WHAT THIS TASK INVOLVES —
The records below are to be repeated in full, exactly as they are.

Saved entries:
=-=-=
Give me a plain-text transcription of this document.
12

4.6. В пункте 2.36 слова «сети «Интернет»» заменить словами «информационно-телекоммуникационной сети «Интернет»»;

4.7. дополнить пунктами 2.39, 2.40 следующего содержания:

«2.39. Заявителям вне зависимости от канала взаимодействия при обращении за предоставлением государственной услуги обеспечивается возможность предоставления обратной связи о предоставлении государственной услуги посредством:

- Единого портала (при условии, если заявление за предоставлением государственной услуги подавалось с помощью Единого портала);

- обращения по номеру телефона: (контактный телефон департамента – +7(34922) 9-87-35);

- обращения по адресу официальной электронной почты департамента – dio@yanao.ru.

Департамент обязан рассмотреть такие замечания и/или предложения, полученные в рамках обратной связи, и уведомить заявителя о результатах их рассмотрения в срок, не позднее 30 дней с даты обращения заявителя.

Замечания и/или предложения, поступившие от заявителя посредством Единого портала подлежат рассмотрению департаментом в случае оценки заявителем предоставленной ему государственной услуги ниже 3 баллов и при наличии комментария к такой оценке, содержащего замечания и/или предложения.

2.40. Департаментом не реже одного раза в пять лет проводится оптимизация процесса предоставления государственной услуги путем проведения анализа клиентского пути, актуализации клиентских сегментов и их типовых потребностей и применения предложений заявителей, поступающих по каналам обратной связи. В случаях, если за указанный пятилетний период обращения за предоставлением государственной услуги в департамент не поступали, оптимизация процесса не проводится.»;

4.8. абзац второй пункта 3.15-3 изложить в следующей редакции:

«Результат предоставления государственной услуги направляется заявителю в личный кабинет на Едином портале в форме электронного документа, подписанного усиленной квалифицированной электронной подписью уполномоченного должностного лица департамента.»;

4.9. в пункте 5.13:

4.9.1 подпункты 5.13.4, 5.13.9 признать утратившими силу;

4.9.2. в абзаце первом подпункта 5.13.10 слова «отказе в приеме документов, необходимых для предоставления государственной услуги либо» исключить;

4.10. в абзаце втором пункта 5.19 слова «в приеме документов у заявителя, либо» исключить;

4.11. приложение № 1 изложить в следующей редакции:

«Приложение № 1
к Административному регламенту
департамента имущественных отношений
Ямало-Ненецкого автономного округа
=-=-=
RESPONSE BELOW —
Give me a plain-text transcription of this document.
12

4.6. В пункте 2.36 слова «сети «Интернет»» заменить словами «информационно-телекоммуникационной сети «Интернет»»;

4.7. дополнить пунктами 2.39, 2.40 следующего содержания:

«2.39. Заявителям вне зависимости от канала взаимодействия при обращении за предоставлением государственной услуги обеспечивается возможность предоставления обратной связи о предоставлении государственной услуги посредством:

- Единого портала (при условии, если заявление за предоставлением государственной услуги подавалось с помощью Единого портала);

- обращения по номеру телефона: (контактный телефон департамента – +7(34922) 9-87-35);

- обращения по адресу официальной электронной почты департамента – dio@yanao.ru.

Департамент обязан рассмотреть такие замечания и/или предложения, полученные в рамках обратной связи, и уведомить заявителя о результатах их рассмотрения в срок, не позднее 30 дней с даты обращения заявителя.

Замечания и/или предложения, поступившие от заявителя посредством Единого портала подлежат рассмотрению департаментом в случае оценки заявителем предоставленной ему государственной услуги ниже 3 баллов и при наличии комментария к такой оценке, содержащего замечания и/или предложения.

2.40. Департаментом не реже одного раза в пять лет проводится оптимизация процесса предоставления государственной услуги путем проведения анализа клиентского пути, актуализации клиентских сегментов и их типовых потребностей и применения предложений заявителей, поступающих по каналам обратной связи. В случаях, если за указанный пятилетний период обращения за предоставлением государственной услуги в департамент не поступали, оптимизация процесса не проводится.»;

4.8. абзац второй пункта 3.15-3 изложить в следующей редакции:

«Результат предоставления государственной услуги направляется заявителю в личный кабинет на Едином портале в форме электронного документа, подписанного усиленной квалифицированной электронной подписью уполномоченного должностного лица департамента.»;

4.9. в пункте 5.13:

4.9.1 подпункты 5.13.4, 5.13.9 признать утратившими силу;

4.9.2. в абзаце первом подпункта 5.13.10 слова «отказе в приеме документов, необходимых для предоставления государственной услуги либо» исключить;

4.10. в абзаце втором пункта 5.19 слова «в приеме документов у заявителя, либо» исключить;

4.11. приложение № 1 изложить в следующей редакции:

«Приложение № 1
к Административному регламенту
департамента имущественных отношений
Ямало-Ненецкого автономного округа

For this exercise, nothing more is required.